Assistiamo così – in gran parte delle democrazie occidentali – a un singolare paradosso: da un lato al processo decostituente di progressiva erosione dello stato sociale e delle garanzie primarie dei diritti fondamentali; dall’altro al simultaneo rafforzamento del ruolo garantista degli organi della giurisdizione e allo sviluppo di una scienza giuridica progressista impegnata nella difesa dei principi costituzionali. In passato, e più che mai nel nostro lungo Sessantotto, avveniva esattamente il contrario. Era la politica il luogo della trasformazione della società in senso progressivo. Era la legislazione che innovava il diritto vigente, costruendo lo stato sociale e introducendo o rafforzando le garanzie dei diritti fondamentali. La giurisdizione, al contrario, aveva un ruolo conservatore, quando non apertamente reazionario. E lo stesso poteva dirsi della scienza giuridica. Oggi il rapporto tra diritto e politica, tra giurisdizione e legislazione, tra cultura giuridica e cultura politica si è paradossalmente ribaltato: mentre la giurisdizione, sostenuta da una cultura giuridica in gran parte informata ai principi costituzionali, svolge un ruolo di tutela dei diritti, la politica e la legislazione svolgono il ruolo opposto di aggressione e restrizione dei diritti, non attuando ma al contrario riducendo le loro garanzie primarie. Non a caso MD, l’Associazione Nazionale Magistrati e la maggioranza dei giuristi si schierarono in difesa della Costituzione contro i tentativi di revisione costituzionale promossi prima dalla destra nel 2005 e poi dal Pd di Renzi nel referendum dell’anno scorso.

__Estratto dei dati__:

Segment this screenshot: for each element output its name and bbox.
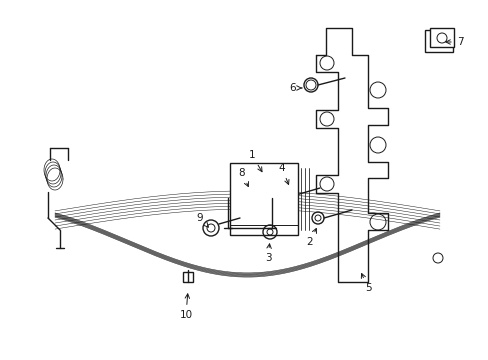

__Operazioni richieste__:
1. Che ruolo aveva la giurisdizione in passato, secondo il brano?
2. Riassumi il brano in tre frasi.

__Risposte per operazione__:
1. Un ruolo conservatore, quando non apertamente reazionario.

2. In gran parte delle democrazie occidentali si assiste oggi a un paradosso: la politica e la legislazione erodono lo stato sociale e riducono le garanzie dei diritti fondamentali, mentre la giurisdizione e una scienza giuridica progressista difendono i principi costituzionali. In passato, e soprattutto nel lungo Sessantotto, avveniva il contrario: era la legislazione a costruire lo stato sociale e a rafforzare le garanzie dei diritti, mentre la giurisdizione e la scienza giuridica avevano un ruolo conservatore. Per questo MD, l'Associazione Nazionale Magistrati e la maggioranza dei giuristi si schierarono in difesa della Costituzione contro i tentativi di revisione promossi dalla destra nel 2005 e dal Pd di Renzi nel referendum dell'anno scorso.